[Records contained in a dataset]
^^^^^^^^^^^^^^^^
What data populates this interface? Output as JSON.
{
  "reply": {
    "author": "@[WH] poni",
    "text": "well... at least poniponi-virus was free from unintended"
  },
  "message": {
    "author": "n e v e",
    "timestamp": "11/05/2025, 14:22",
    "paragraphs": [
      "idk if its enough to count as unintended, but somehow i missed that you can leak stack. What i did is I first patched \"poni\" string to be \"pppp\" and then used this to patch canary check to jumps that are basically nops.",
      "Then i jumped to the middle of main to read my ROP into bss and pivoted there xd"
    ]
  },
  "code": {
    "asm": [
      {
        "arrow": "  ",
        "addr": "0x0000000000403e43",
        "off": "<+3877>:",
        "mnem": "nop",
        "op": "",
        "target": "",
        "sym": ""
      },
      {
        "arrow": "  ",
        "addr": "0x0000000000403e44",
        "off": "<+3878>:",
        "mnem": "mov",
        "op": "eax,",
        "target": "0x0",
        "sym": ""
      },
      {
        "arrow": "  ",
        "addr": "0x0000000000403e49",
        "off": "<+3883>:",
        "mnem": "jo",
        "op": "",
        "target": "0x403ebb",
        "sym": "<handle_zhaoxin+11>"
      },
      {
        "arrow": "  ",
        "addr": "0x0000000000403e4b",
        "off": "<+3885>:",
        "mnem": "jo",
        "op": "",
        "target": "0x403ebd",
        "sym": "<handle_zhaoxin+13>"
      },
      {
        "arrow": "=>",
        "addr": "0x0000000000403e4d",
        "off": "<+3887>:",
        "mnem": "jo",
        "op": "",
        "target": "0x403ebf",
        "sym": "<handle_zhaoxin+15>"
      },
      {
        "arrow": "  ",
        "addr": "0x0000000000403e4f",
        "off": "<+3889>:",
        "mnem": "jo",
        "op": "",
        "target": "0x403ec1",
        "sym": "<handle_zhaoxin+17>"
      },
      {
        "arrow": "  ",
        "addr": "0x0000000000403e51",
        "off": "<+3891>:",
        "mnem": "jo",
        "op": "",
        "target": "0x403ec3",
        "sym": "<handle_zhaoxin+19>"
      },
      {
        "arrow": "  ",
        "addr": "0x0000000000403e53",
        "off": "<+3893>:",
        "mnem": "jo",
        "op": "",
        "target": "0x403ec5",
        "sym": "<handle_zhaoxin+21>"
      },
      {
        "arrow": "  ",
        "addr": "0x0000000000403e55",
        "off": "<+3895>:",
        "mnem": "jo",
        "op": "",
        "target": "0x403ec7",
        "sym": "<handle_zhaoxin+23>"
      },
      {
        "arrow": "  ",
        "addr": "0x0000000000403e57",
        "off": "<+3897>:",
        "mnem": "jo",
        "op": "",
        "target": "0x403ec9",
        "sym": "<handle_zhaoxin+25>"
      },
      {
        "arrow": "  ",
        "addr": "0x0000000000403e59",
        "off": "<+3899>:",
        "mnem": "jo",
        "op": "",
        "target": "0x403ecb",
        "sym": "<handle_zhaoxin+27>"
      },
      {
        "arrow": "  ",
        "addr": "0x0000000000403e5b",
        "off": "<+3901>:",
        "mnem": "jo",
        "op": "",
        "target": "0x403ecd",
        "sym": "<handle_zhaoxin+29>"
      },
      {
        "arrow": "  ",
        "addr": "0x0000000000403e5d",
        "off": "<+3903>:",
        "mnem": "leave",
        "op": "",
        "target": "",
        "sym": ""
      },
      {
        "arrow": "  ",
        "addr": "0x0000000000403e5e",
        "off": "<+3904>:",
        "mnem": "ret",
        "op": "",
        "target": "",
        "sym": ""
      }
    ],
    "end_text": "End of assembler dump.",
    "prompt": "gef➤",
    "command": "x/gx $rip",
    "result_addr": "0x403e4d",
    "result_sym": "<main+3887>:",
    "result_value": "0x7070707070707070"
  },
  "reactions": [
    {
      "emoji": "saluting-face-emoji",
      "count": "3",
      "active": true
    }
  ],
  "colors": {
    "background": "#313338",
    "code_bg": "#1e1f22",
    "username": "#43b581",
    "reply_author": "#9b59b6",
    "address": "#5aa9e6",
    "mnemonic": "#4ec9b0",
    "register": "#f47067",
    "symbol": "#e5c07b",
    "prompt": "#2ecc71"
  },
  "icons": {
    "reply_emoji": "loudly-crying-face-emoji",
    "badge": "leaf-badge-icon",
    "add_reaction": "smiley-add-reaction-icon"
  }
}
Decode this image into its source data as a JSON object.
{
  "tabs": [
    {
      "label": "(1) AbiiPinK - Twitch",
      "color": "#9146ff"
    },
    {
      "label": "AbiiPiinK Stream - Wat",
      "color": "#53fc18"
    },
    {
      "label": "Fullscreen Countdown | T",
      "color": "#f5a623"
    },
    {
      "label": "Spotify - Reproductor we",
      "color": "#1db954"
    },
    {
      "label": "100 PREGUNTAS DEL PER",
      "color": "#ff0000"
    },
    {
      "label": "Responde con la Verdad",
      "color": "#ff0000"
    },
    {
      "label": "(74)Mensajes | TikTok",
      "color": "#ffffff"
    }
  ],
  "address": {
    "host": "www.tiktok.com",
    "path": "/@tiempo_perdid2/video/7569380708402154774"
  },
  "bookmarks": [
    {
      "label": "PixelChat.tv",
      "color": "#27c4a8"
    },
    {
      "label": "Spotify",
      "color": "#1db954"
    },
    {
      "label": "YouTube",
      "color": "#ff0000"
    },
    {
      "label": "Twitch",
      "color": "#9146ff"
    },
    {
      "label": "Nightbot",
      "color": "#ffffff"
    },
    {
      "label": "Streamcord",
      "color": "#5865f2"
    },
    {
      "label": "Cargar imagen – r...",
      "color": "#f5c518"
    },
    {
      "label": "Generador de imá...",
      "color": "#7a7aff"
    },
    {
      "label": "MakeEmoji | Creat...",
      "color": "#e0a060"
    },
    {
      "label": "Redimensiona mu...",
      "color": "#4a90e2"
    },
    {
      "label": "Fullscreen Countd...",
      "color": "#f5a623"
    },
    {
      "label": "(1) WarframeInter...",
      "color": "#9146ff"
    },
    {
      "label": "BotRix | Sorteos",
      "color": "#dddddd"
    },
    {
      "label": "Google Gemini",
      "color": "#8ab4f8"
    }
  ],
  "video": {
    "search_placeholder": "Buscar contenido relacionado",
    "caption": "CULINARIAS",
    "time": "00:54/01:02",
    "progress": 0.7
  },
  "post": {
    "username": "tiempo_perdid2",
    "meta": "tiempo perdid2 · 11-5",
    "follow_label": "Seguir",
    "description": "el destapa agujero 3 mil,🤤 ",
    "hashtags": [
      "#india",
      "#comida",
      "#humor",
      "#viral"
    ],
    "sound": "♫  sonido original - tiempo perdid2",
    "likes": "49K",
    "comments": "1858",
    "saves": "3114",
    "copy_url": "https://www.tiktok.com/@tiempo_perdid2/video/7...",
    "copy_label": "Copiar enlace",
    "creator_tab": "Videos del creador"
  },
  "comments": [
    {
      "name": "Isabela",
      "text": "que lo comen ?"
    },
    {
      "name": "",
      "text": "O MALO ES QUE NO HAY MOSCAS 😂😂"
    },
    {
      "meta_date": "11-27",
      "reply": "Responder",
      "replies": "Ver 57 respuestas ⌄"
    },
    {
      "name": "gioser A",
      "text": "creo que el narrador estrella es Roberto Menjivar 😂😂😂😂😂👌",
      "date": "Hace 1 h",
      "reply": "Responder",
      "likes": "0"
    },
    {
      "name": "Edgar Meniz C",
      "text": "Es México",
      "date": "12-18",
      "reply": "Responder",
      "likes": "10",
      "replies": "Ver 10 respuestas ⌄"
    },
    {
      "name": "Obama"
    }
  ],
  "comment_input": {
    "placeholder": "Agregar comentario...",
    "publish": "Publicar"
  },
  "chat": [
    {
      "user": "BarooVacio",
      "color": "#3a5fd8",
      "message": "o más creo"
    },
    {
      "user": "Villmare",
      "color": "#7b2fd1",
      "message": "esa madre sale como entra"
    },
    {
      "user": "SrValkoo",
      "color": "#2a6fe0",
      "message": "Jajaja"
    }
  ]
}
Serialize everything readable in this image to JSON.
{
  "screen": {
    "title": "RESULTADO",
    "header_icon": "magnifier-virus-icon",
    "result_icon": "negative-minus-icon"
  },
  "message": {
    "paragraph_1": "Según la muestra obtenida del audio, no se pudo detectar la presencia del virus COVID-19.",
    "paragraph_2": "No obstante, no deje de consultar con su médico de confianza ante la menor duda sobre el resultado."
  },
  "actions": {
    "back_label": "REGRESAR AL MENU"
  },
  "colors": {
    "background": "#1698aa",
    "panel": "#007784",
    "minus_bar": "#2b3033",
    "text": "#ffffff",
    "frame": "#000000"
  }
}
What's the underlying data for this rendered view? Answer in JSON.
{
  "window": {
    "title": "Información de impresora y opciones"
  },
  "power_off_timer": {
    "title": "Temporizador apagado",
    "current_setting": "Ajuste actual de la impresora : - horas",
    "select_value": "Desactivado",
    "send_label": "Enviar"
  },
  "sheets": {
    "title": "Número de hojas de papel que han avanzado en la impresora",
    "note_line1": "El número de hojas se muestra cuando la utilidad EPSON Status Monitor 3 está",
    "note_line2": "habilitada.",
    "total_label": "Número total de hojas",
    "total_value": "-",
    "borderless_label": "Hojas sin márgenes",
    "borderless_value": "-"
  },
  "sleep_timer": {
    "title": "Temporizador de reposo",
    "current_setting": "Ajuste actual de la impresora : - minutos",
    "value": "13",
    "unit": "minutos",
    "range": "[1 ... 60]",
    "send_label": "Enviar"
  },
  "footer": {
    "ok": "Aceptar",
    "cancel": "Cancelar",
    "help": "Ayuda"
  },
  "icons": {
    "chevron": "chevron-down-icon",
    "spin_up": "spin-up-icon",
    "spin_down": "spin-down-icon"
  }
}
^^^^^^^^^^^^^^^^
__WHAT YOU WILL DO__: Search the data above for the word "background" and show every line that has it.

__SOLVED PROBLEM__:
    "background": "#313338",
    "background": "#1698aa",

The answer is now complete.